Exactly and only the lines from the one with "Enumerate this screenshot's" through the end of the listing are to be transcribed, both ends included.

=== Records to use ===
——————————
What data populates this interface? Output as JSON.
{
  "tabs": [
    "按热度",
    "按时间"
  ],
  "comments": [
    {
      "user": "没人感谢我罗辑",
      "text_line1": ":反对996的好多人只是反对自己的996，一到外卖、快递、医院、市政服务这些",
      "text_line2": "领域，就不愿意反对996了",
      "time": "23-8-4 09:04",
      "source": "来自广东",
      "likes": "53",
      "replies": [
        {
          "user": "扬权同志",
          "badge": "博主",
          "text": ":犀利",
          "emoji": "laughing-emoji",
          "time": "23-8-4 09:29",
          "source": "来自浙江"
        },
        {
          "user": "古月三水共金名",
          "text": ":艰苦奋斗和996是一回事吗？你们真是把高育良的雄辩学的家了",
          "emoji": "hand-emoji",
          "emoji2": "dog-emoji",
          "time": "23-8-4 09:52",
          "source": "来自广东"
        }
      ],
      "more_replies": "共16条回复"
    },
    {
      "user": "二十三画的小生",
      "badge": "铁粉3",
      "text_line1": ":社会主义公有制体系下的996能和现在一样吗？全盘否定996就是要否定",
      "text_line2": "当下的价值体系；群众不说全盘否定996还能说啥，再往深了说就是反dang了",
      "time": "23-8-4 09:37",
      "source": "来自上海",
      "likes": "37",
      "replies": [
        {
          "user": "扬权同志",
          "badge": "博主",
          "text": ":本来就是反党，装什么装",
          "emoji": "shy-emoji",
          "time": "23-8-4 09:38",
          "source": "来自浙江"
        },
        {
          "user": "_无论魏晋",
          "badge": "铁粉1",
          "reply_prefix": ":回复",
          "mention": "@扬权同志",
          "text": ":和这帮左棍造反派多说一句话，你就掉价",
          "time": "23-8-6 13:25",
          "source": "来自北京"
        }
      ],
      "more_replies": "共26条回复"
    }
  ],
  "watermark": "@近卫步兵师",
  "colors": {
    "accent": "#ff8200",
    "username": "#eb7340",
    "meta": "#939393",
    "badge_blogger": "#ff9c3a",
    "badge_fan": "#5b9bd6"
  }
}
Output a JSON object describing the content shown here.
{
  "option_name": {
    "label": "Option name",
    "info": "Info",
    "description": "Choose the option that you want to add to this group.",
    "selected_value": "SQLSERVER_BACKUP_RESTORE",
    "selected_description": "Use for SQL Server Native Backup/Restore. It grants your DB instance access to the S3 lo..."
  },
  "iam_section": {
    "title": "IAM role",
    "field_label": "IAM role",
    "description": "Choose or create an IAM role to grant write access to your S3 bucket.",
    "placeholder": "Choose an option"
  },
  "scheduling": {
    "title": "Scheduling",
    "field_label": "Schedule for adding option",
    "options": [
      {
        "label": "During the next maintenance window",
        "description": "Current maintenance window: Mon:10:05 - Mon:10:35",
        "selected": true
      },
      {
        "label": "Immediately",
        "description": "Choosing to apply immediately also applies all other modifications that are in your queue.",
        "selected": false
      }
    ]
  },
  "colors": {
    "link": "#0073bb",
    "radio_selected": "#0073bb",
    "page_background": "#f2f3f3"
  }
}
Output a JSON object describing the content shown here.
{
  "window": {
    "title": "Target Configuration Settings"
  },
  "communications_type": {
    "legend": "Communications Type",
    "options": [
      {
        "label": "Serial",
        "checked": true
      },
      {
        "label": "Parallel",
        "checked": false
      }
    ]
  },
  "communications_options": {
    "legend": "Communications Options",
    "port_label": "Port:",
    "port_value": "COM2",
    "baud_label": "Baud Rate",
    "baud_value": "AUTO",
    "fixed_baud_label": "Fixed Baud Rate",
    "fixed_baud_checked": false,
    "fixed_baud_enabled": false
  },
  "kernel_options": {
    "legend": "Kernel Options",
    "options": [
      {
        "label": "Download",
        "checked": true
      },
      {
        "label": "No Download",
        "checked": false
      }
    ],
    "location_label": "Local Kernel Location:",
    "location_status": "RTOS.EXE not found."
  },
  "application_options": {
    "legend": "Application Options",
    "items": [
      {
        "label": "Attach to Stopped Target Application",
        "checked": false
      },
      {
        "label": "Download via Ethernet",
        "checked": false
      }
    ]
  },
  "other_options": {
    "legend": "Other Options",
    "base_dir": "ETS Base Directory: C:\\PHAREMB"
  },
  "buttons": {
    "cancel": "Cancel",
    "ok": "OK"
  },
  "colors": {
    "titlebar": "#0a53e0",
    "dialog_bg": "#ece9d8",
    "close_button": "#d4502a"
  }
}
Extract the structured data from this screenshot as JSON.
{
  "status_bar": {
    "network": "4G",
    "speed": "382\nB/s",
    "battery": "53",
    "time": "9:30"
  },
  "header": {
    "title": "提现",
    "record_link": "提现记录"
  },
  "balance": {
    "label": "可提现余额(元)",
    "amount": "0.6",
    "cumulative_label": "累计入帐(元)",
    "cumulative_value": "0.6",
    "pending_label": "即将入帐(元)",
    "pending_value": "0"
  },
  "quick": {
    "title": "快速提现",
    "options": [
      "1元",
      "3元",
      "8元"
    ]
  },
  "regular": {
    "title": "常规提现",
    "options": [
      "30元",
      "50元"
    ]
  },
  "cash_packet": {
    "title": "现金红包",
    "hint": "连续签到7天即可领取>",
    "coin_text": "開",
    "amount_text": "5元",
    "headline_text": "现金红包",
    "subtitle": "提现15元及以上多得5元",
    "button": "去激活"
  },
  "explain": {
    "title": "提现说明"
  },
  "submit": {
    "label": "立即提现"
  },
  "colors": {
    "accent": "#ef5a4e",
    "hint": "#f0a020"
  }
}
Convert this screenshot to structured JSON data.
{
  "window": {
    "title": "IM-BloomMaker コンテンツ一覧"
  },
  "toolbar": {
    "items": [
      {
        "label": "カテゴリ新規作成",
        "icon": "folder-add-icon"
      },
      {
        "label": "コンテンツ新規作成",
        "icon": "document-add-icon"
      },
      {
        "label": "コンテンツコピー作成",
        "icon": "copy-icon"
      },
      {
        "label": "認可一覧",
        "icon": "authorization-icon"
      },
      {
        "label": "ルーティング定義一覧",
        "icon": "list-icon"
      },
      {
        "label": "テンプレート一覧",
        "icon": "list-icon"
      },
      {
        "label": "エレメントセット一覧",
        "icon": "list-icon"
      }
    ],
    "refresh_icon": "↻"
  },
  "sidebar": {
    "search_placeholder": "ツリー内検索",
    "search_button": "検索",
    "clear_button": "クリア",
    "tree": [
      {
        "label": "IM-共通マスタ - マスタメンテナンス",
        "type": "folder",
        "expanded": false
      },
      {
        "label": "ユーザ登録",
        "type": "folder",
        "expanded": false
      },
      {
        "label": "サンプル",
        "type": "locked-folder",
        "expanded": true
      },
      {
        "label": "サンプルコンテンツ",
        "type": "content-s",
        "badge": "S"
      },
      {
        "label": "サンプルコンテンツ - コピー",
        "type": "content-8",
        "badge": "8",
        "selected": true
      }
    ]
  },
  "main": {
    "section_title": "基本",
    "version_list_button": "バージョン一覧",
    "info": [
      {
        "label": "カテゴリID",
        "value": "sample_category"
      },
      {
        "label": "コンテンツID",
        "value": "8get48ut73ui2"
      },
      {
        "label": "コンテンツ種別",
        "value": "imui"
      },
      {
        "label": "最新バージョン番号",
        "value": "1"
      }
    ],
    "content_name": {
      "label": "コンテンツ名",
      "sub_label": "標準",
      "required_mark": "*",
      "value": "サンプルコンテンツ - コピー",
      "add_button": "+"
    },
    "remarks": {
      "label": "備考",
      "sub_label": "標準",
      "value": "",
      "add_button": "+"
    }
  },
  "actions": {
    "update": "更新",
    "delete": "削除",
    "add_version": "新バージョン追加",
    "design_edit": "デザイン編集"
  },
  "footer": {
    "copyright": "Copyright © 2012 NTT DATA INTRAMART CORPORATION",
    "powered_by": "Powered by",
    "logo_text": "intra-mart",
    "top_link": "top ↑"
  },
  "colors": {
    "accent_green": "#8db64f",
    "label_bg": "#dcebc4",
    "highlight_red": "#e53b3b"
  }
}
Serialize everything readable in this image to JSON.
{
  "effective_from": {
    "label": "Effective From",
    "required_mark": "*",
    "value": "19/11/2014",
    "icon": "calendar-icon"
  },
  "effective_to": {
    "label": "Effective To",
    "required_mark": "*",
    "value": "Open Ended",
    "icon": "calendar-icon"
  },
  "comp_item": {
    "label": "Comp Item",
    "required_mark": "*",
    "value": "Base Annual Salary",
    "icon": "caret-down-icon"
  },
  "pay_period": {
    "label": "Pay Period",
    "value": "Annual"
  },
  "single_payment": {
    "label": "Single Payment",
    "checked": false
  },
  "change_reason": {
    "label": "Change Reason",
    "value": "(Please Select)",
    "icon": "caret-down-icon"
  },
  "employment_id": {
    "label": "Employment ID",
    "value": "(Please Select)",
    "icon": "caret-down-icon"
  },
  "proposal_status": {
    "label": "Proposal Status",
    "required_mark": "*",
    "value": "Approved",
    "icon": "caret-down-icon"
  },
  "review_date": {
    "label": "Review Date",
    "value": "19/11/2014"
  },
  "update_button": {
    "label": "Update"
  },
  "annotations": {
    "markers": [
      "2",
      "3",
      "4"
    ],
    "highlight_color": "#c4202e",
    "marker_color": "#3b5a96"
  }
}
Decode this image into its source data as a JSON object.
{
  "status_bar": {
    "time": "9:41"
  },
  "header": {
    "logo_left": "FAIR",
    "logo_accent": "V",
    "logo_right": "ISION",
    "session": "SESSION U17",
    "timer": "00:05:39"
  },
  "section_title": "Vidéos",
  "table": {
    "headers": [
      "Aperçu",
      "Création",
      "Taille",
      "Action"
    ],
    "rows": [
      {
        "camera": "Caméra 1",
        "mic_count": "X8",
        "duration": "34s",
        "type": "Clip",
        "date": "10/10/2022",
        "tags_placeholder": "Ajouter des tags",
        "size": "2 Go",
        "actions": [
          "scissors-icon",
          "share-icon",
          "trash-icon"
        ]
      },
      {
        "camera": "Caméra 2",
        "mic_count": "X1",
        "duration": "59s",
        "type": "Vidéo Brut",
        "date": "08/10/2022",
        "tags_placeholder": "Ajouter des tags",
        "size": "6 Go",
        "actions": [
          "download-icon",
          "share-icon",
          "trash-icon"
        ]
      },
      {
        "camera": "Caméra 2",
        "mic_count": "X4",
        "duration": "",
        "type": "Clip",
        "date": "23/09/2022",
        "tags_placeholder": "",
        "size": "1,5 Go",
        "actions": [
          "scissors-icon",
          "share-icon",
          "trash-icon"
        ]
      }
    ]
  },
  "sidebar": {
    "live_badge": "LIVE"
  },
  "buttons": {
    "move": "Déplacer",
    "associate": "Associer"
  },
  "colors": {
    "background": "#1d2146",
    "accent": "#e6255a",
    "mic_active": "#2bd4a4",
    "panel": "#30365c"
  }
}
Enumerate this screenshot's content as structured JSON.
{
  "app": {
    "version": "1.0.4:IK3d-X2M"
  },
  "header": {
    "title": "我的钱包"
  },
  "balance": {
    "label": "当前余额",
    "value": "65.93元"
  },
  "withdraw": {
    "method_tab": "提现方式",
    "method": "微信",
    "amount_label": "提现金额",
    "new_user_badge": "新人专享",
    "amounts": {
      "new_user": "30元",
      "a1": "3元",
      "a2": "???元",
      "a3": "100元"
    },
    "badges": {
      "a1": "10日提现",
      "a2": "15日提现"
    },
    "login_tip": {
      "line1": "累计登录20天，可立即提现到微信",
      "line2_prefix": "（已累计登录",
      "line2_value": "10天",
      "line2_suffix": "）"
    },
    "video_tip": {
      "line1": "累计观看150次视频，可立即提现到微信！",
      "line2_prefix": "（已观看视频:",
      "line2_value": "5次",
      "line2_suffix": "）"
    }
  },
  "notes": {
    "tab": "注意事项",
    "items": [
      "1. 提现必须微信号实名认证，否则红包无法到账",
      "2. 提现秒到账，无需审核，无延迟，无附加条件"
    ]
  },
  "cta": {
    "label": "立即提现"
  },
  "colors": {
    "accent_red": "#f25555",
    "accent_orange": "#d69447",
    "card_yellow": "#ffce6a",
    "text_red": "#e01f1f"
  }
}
——————————
=== Result of the exercise ===
Enumerate this screenshot's content as structured JSON.
{
  "app": {
    "version": "1.0.4:IK3d-X2M"
  },
  "header": {
    "title": "我的钱包"
  },
  "balance": {
    "label": "当前余额",
    "value": "65.93元"
  },
  "withdraw": {
    "method_tab": "提现方式",
    "method": "微信",
    "amount_label": "提现金额",
    "new_user_badge": "新人专享",
    "amounts": {
      "new_user": "30元",
      "a1": "3元",
      "a2": "???元",
      "a3": "100元"
    },
    "badges": {
      "a1": "10日提现",
      "a2": "15日提现"
    },
    "login_tip": {
      "line1": "累计登录20天，可立即提现到微信",
      "line2_prefix": "（已累计登录",
      "line2_value": "10天",
      "line2_suffix": "）"
    },
    "video_tip": {
      "line1": "累计观看150次视频，可立即提现到微信！",
      "line2_prefix": "（已观看视频:",
      "line2_value": "5次",
      "line2_suffix": "）"
    }
  },
  "notes": {
    "tab": "注意事项",
    "items": [
      "1. 提现必须微信号实名认证，否则红包无法到账",
      "2. 提现秒到账，无需审核，无延迟，无附加条件"
    ]
  },
  "cta": {
    "label": "立即提现"
  },
  "colors": {
    "accent_red": "#f25555",
    "accent_orange": "#d69447",
    "card_yellow": "#ffce6a",
    "text_red": "#e01f1f"
  }
}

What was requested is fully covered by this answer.